** Begin STORED RECORDS **

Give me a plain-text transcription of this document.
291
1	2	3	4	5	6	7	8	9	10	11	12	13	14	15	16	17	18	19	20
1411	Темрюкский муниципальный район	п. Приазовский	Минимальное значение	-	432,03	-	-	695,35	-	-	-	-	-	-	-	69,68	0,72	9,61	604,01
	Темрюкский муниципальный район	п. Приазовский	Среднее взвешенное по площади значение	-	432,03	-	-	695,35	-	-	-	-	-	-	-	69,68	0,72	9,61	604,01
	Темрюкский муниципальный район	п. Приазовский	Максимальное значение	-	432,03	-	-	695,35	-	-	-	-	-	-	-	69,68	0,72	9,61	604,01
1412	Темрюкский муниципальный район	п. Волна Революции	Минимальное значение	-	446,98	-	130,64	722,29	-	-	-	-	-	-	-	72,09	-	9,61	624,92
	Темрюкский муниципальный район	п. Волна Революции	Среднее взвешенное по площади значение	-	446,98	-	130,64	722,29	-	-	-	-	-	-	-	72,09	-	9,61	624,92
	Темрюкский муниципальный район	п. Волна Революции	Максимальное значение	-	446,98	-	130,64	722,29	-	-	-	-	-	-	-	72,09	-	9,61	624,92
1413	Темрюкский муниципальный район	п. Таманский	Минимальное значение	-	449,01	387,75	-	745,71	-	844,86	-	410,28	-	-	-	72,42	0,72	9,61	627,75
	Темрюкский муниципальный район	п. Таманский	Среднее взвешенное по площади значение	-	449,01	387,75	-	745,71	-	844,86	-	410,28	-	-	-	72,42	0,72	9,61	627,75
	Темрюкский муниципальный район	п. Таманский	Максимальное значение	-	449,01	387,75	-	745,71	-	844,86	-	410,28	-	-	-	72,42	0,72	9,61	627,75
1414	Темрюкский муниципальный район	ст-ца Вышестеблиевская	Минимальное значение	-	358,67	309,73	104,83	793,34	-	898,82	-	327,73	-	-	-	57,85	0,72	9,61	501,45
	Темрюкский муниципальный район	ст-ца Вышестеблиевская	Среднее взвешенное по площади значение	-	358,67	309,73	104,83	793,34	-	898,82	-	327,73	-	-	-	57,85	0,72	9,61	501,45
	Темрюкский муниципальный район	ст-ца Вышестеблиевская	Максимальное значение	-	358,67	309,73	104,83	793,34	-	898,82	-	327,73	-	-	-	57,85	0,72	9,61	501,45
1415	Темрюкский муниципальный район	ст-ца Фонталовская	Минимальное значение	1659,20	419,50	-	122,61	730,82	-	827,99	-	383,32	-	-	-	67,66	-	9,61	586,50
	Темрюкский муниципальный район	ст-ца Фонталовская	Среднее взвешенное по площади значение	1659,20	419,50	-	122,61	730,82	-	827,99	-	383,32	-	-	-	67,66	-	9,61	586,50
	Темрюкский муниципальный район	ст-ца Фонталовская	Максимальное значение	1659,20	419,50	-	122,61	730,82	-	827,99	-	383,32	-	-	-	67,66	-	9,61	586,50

** End STORED RECORDS **

[INSTRUCTION]: Take the entries above and copy them out exactly.

[EXERCISE SOLUTION]:
Give me a plain-text transcription of this document.
291
1	2	3	4	5	6	7	8	9	10	11	12	13	14	15	16	17	18	19	20
1411	Темрюкский муниципальный район	п. Приазовский	Минимальное значение	-	432,03	-	-	695,35	-	-	-	-	-	-	-	69,68	0,72	9,61	604,01
	Темрюкский муниципальный район	п. Приазовский	Среднее взвешенное по площади значение	-	432,03	-	-	695,35	-	-	-	-	-	-	-	69,68	0,72	9,61	604,01
	Темрюкский муниципальный район	п. Приазовский	Максимальное значение	-	432,03	-	-	695,35	-	-	-	-	-	-	-	69,68	0,72	9,61	604,01
1412	Темрюкский муниципальный район	п. Волна Революции	Минимальное значение	-	446,98	-	130,64	722,29	-	-	-	-	-	-	-	72,09	-	9,61	624,92
	Темрюкский муниципальный район	п. Волна Революции	Среднее взвешенное по площади значение	-	446,98	-	130,64	722,29	-	-	-	-	-	-	-	72,09	-	9,61	624,92
	Темрюкский муниципальный район	п. Волна Революции	Максимальное значение	-	446,98	-	130,64	722,29	-	-	-	-	-	-	-	72,09	-	9,61	624,92
1413	Темрюкский муниципальный район	п. Таманский	Минимальное значение	-	449,01	387,75	-	745,71	-	844,86	-	410,28	-	-	-	72,42	0,72	9,61	627,75
	Темрюкский муниципальный район	п. Таманский	Среднее взвешенное по площади значение	-	449,01	387,75	-	745,71	-	844,86	-	410,28	-	-	-	72,42	0,72	9,61	627,75
	Темрюкский муниципальный район	п. Таманский	Максимальное значение	-	449,01	387,75	-	745,71	-	844,86	-	410,28	-	-	-	72,42	0,72	9,61	627,75
1414	Темрюкский муниципальный район	ст-ца Вышестеблиевская	Минимальное значение	-	358,67	309,73	104,83	793,34	-	898,82	-	327,73	-	-	-	57,85	0,72	9,61	501,45
	Темрюкский муниципальный район	ст-ца Вышестеблиевская	Среднее взвешенное по площади значение	-	358,67	309,73	104,83	793,34	-	898,82	-	327,73	-	-	-	57,85	0,72	9,61	501,45
	Темрюкский муниципальный район	ст-ца Вышестеблиевская	Максимальное значение	-	358,67	309,73	104,83	793,34	-	898,82	-	327,73	-	-	-	57,85	0,72	9,61	501,45
1415	Темрюкский муниципальный район	ст-ца Фонталовская	Минимальное значение	1659,20	419,50	-	122,61	730,82	-	827,99	-	383,32	-	-	-	67,66	-	9,61	586,50
	Темрюкский муниципальный район	ст-ца Фонталовская	Среднее взвешенное по площади значение	1659,20	419,50	-	122,61	730,82	-	827,99	-	383,32	-	-	-	67,66	-	9,61	586,50
	Темрюкский муниципальный район	ст-ца Фонталовская	Максимальное значение	1659,20	419,50	-	122,61	730,82	-	827,99	-	383,32	-	-	-	67,66	-	9,61	586,50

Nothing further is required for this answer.